▶ _EXERCISE_
Leave out the pictures and transcribe everything else exactly.

Raw records

►

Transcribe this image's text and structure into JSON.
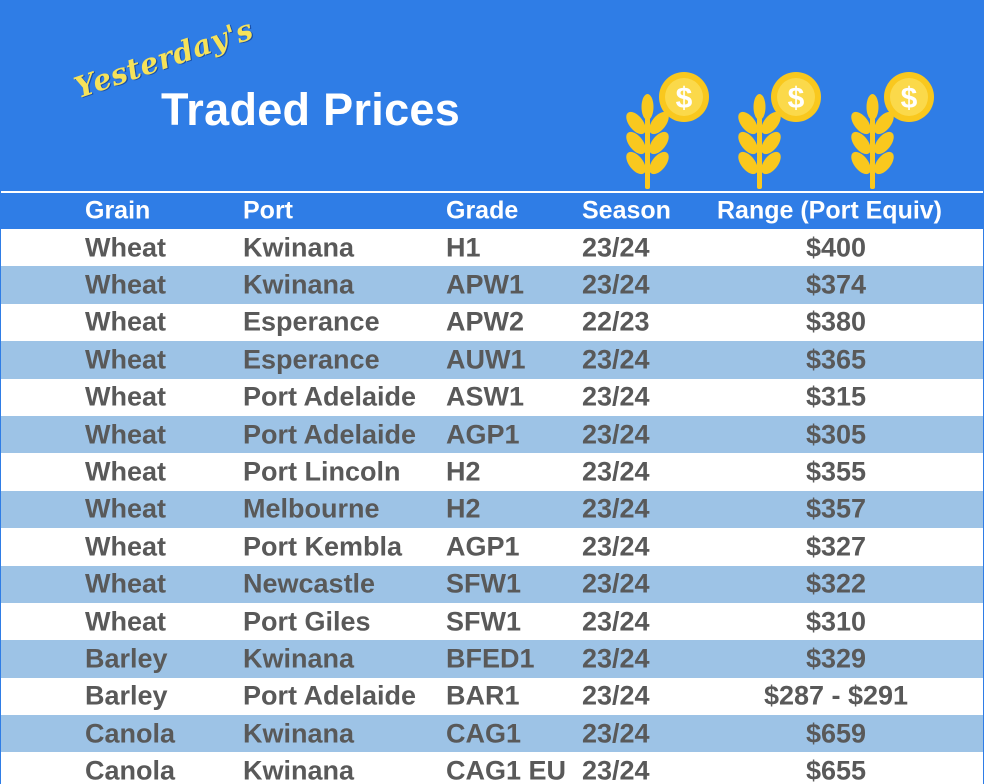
{
  "banner": {
    "script_text": "Yesterday's",
    "title": "Traded Prices",
    "icons": [
      "wheat-dollar-icon",
      "wheat-dollar-icon",
      "wheat-dollar-icon"
    ],
    "currency_symbol": "$"
  },
  "colors": {
    "header_blue": "#2f7de6",
    "row_stripe": "#9dc3e6",
    "text_gray": "#595959",
    "accent_yellow": "#f6e25a",
    "coin_gold": "#f9c81e"
  },
  "table": {
    "headers": {
      "grain": "Grain",
      "port": "Port",
      "grade": "Grade",
      "season": "Season",
      "range": "Range (Port Equiv)"
    },
    "rows": [
      {
        "grain": "Wheat",
        "port": "Kwinana",
        "grade": "H1",
        "season": "23/24",
        "range": "$400"
      },
      {
        "grain": "Wheat",
        "port": "Kwinana",
        "grade": "APW1",
        "season": "23/24",
        "range": "$374"
      },
      {
        "grain": "Wheat",
        "port": "Esperance",
        "grade": "APW2",
        "season": "22/23",
        "range": "$380"
      },
      {
        "grain": "Wheat",
        "port": "Esperance",
        "grade": "AUW1",
        "season": "23/24",
        "range": "$365"
      },
      {
        "grain": "Wheat",
        "port": "Port Adelaide",
        "grade": "ASW1",
        "season": "23/24",
        "range": "$315"
      },
      {
        "grain": "Wheat",
        "port": "Port Adelaide",
        "grade": "AGP1",
        "season": "23/24",
        "range": "$305"
      },
      {
        "grain": "Wheat",
        "port": "Port Lincoln",
        "grade": "H2",
        "season": "23/24",
        "range": "$355"
      },
      {
        "grain": "Wheat",
        "port": "Melbourne",
        "grade": "H2",
        "season": "23/24",
        "range": "$357"
      },
      {
        "grain": "Wheat",
        "port": "Port Kembla",
        "grade": "AGP1",
        "season": "23/24",
        "range": "$327"
      },
      {
        "grain": "Wheat",
        "port": "Newcastle",
        "grade": "SFW1",
        "season": "23/24",
        "range": "$322"
      },
      {
        "grain": "Wheat",
        "port": "Port Giles",
        "grade": "SFW1",
        "season": "23/24",
        "range": "$310"
      },
      {
        "grain": "Barley",
        "port": "Kwinana",
        "grade": "BFED1",
        "season": "23/24",
        "range": "$329"
      },
      {
        "grain": "Barley",
        "port": "Port Adelaide",
        "grade": "BAR1",
        "season": "23/24",
        "range": "$287 - $291"
      },
      {
        "grain": "Canola",
        "port": "Kwinana",
        "grade": "CAG1",
        "season": "23/24",
        "range": "$659"
      },
      {
        "grain": "Canola",
        "port": "Kwinana",
        "grade": "CAG1 EU",
        "season": "23/24",
        "range": "$655"
      }
    ]
  }
}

◄

▶ _FINAL RESULT_
Transcribe this image's text and structure into JSON.
{
  "banner": {
    "script_text": "Yesterday's",
    "title": "Traded Prices",
    "icons": [
      "wheat-dollar-icon",
      "wheat-dollar-icon",
      "wheat-dollar-icon"
    ],
    "currency_symbol": "$"
  },
  "colors": {
    "header_blue": "#2f7de6",
    "row_stripe": "#9dc3e6",
    "text_gray": "#595959",
    "accent_yellow": "#f6e25a",
    "coin_gold": "#f9c81e"
  },
  "table": {
    "headers": {
      "grain": "Grain",
      "port": "Port",
      "grade": "Grade",
      "season": "Season",
      "range": "Range (Port Equiv)"
    },
    "rows": [
      {
        "grain": "Wheat",
        "port": "Kwinana",
        "grade": "H1",
        "season": "23/24",
        "range": "$400"
      },
      {
        "grain": "Wheat",
        "port": "Kwinana",
        "grade": "APW1",
        "season": "23/24",
        "range": "$374"
      },
      {
        "grain": "Wheat",
        "port": "Esperance",
        "grade": "APW2",
        "season": "22/23",
        "range": "$380"
      },
      {
        "grain": "Wheat",
        "port": "Esperance",
        "grade": "AUW1",
        "season": "23/24",
        "range": "$365"
      },
      {
        "grain": "Wheat",
        "port": "Port Adelaide",
        "grade": "ASW1",
        "season": "23/24",
        "range": "$315"
      },
      {
        "grain": "Wheat",
        "port": "Port Adelaide",
        "grade": "AGP1",
        "season": "23/24",
        "range": "$305"
      },
      {
        "grain": "Wheat",
        "port": "Port Lincoln",
        "grade": "H2",
        "season": "23/24",
        "range": "$355"
      },
      {
        "grain": "Wheat",
        "port": "Melbourne",
        "grade": "H2",
        "season": "23/24",
        "range": "$357"
      },
      {
        "grain": "Wheat",
        "port": "Port Kembla",
        "grade": "AGP1",
        "season": "23/24",
        "range": "$327"
      },
      {
        "grain": "Wheat",
        "port": "Newcastle",
        "grade": "SFW1",
        "season": "23/24",
        "range": "$322"
      },
      {
        "grain": "Wheat",
        "port": "Port Giles",
        "grade": "SFW1",
        "season": "23/24",
        "range": "$310"
      },
      {
        "grain": "Barley",
        "port": "Kwinana",
        "grade": "BFED1",
        "season": "23/24",
        "range": "$329"
      },
      {
        "grain": "Barley",
        "port": "Port Adelaide",
        "grade": "BAR1",
        "season": "23/24",
        "range": "$287 - $291"
      },
      {
        "grain": "Canola",
        "port": "Kwinana",
        "grade": "CAG1",
        "season": "23/24",
        "range": "$659"
      },
      {
        "grain": "Canola",
        "port": "Kwinana",
        "grade": "CAG1 EU",
        "season": "23/24",
        "range": "$655"
      }
    ]
  }
}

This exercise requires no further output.